Examine each line of the data. Copy those that contain the string "капитального".

** begin **

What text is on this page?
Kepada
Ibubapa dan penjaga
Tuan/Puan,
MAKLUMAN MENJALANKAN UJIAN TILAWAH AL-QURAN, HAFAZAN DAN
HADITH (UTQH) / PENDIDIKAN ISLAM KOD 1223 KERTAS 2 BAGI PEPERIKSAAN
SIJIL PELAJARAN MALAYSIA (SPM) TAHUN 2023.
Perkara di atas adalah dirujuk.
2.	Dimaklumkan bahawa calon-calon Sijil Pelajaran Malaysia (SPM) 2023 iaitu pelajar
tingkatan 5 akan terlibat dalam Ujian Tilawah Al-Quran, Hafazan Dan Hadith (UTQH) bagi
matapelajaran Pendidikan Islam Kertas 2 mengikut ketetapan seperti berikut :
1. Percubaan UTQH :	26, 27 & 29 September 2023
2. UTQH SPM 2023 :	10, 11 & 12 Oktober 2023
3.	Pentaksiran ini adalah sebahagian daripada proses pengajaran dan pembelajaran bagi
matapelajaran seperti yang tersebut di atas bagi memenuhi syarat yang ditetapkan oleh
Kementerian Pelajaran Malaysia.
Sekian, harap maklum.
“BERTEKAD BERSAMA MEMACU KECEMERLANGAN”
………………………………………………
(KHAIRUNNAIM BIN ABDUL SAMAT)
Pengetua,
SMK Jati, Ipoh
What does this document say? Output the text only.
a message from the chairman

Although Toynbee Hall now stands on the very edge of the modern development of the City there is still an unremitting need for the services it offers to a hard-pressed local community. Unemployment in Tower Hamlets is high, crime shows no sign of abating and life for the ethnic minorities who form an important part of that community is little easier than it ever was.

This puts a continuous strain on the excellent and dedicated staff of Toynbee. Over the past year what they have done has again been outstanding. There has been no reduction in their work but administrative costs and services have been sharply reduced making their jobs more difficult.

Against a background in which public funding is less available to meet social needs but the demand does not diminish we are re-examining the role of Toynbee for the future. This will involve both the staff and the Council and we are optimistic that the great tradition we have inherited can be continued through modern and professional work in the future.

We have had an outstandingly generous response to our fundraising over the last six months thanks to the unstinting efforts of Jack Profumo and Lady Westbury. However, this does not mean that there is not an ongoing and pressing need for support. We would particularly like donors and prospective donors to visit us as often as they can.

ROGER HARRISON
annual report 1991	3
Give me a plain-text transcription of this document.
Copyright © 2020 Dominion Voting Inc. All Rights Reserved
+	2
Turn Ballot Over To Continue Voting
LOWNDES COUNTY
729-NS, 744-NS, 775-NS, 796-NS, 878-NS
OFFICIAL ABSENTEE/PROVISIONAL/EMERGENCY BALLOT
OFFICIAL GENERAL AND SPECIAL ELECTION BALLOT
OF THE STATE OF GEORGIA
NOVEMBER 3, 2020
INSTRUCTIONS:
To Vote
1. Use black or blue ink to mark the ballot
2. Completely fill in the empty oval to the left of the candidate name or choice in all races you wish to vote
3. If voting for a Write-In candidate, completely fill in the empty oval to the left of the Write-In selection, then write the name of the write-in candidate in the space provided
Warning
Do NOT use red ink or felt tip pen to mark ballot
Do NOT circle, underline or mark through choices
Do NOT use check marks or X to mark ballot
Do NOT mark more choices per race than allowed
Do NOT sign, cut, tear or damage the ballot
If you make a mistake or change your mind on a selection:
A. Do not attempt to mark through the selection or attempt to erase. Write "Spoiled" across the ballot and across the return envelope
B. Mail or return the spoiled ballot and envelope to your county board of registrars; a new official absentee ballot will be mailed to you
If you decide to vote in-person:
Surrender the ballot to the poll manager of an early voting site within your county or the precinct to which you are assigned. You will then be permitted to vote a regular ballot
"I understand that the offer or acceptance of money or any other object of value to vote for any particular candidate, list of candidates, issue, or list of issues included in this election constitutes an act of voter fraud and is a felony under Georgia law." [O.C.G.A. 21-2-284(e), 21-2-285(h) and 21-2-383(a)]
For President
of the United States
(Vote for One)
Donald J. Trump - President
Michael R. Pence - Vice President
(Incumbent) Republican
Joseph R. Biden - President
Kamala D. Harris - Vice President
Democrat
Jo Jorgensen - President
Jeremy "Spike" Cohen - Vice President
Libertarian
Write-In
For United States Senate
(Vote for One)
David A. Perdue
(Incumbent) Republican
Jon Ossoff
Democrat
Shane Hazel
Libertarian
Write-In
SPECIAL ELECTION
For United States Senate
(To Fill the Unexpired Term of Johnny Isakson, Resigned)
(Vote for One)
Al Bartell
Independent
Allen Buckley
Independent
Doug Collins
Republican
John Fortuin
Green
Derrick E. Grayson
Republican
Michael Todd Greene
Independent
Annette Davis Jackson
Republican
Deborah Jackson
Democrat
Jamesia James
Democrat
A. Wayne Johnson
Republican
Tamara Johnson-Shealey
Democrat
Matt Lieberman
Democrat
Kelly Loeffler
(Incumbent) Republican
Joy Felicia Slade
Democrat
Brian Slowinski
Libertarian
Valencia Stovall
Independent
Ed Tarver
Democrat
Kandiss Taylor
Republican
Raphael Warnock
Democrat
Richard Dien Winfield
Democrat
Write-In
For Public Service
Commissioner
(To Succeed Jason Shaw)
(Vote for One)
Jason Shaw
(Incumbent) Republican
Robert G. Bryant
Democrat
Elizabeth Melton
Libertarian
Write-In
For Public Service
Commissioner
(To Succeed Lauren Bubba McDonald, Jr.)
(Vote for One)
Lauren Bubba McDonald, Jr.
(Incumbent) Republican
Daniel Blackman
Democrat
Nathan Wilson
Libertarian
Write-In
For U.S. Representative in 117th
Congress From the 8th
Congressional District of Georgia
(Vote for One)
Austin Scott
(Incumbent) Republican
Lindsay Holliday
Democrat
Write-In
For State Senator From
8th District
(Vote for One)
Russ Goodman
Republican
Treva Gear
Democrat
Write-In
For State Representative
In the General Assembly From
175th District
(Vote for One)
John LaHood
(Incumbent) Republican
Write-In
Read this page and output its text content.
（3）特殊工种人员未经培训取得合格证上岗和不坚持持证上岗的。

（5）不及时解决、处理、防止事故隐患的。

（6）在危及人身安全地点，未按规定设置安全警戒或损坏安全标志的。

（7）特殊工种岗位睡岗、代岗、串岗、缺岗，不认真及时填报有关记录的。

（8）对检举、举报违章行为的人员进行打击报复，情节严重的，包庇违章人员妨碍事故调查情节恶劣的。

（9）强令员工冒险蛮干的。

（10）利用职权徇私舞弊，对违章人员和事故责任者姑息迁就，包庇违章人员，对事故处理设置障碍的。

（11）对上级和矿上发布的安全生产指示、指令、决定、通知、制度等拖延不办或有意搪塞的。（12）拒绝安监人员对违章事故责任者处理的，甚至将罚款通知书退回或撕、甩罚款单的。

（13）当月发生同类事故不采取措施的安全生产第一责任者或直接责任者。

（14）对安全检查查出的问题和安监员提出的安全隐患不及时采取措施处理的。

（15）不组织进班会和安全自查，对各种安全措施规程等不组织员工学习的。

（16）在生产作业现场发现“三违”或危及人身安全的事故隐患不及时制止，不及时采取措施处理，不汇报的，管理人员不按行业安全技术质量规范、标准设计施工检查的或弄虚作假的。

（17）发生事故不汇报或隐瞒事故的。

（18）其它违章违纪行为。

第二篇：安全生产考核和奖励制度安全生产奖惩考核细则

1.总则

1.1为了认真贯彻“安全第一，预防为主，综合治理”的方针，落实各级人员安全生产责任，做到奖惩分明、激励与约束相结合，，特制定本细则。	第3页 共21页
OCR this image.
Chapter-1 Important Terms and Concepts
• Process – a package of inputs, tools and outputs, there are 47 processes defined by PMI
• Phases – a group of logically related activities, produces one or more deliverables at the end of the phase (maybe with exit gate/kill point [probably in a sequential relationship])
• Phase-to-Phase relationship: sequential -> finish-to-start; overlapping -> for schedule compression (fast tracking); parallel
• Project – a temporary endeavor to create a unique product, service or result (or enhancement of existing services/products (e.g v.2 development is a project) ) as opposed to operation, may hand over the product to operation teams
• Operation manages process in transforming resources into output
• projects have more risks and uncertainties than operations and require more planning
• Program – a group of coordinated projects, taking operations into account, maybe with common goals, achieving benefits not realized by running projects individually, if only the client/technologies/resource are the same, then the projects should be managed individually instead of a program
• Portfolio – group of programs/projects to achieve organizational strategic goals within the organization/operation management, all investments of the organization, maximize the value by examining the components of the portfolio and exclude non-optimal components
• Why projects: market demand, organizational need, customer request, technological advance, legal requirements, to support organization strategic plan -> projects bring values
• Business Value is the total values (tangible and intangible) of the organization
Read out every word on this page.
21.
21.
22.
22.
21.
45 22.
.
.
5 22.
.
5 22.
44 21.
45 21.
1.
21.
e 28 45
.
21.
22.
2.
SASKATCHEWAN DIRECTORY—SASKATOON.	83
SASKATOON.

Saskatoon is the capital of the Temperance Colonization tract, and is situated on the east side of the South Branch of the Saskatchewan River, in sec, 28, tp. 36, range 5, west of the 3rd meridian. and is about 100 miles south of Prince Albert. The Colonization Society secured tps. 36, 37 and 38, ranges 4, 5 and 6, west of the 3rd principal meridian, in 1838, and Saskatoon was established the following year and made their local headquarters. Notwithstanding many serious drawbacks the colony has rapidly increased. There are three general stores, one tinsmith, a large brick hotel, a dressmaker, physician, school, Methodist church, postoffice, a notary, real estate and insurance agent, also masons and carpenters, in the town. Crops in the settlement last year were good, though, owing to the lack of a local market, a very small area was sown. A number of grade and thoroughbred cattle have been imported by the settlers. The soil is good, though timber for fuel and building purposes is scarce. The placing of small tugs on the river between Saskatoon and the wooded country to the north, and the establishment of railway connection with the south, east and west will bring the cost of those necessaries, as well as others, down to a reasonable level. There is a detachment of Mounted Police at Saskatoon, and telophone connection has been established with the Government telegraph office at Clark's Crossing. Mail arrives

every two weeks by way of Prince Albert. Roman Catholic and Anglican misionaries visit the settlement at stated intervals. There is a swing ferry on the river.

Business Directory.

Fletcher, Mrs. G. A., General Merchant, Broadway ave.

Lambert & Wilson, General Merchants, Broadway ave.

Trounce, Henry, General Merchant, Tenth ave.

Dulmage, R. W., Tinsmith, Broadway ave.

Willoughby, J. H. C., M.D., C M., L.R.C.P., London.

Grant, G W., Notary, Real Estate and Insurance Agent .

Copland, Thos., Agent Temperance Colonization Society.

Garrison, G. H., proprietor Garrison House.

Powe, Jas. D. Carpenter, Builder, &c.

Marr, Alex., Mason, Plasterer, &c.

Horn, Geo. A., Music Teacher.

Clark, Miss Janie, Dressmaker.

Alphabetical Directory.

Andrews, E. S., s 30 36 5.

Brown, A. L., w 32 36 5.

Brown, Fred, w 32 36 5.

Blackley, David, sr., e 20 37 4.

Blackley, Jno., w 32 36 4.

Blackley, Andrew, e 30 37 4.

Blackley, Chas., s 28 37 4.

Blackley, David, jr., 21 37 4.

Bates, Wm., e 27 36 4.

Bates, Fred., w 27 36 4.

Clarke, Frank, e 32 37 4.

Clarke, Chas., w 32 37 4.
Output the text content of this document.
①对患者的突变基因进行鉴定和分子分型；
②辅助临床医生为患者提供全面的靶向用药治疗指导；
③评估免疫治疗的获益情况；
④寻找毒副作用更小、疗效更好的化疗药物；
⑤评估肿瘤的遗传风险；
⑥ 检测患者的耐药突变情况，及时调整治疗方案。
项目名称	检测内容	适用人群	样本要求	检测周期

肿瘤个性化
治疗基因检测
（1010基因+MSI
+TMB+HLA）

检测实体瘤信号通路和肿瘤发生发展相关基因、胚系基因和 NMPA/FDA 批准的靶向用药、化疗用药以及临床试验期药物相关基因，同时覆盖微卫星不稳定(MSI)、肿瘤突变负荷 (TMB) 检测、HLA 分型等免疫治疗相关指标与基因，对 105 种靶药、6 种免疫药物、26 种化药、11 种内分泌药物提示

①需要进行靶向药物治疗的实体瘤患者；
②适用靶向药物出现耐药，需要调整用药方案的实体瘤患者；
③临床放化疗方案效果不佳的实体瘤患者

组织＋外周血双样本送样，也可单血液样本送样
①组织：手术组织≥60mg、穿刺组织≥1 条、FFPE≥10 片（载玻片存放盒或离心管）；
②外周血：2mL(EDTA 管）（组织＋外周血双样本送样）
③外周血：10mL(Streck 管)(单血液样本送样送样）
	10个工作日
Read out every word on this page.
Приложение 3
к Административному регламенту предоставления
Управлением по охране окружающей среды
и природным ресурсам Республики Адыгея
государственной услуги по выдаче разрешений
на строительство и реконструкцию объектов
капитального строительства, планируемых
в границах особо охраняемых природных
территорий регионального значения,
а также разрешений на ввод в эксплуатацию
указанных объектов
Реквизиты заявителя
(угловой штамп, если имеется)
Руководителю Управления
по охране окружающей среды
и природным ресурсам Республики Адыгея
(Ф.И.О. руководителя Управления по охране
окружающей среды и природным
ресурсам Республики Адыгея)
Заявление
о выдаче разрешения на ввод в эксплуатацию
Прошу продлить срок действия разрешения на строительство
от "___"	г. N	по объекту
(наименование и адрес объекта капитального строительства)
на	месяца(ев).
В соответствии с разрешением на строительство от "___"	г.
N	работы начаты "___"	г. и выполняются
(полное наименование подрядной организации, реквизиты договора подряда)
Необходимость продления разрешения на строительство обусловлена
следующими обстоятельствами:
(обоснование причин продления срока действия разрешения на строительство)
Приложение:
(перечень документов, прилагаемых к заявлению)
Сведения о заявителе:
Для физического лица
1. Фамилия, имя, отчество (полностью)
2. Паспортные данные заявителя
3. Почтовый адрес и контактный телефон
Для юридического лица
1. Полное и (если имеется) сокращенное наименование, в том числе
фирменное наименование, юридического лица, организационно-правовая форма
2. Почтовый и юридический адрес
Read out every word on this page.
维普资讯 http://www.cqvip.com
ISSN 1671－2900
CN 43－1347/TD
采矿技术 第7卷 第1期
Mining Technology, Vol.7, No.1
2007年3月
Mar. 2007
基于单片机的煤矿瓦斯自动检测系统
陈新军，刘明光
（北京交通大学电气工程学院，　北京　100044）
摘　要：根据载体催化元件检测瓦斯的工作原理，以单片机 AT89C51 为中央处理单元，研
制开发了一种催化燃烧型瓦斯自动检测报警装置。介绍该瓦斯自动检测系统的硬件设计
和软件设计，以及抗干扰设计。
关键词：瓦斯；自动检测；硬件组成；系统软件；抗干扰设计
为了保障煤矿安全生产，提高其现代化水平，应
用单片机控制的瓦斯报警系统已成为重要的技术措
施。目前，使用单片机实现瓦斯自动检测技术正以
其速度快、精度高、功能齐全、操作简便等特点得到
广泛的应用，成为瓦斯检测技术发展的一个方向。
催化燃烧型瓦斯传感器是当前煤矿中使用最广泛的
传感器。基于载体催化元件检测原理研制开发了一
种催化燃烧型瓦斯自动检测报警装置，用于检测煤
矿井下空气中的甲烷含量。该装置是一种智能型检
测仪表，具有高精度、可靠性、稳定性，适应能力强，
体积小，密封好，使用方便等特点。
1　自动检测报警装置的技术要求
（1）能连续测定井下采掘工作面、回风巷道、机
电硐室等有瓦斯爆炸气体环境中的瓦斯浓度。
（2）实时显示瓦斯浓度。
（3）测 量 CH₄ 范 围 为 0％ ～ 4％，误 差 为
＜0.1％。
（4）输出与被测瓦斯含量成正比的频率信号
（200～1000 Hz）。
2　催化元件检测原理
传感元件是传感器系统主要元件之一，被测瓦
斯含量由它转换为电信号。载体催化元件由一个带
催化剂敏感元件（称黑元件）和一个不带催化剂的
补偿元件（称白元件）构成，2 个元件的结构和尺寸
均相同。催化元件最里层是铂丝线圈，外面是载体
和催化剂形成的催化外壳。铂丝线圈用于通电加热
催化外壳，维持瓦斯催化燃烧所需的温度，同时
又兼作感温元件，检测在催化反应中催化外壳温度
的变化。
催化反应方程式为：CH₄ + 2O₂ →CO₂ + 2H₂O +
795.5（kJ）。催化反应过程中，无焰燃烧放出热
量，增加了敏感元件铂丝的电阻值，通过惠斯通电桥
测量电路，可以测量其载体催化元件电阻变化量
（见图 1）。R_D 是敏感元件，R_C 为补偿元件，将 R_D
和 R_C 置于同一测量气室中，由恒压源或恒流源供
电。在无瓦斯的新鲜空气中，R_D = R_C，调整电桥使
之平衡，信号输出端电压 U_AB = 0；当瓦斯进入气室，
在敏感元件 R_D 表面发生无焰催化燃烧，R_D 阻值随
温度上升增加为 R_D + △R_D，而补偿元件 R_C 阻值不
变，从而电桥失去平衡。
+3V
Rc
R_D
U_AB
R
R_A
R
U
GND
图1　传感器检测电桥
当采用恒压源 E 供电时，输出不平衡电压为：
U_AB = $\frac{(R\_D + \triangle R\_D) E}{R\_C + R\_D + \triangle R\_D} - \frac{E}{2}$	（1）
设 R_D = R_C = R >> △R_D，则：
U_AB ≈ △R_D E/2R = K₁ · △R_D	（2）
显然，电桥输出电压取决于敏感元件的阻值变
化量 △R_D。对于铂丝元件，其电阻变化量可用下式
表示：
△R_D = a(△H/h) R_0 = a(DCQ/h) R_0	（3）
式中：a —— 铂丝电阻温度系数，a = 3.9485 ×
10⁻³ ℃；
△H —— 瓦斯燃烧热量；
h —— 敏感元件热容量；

** end **

● Reply:
капитального строительства, планируемых
(наименование и адрес объекта капитального строительства)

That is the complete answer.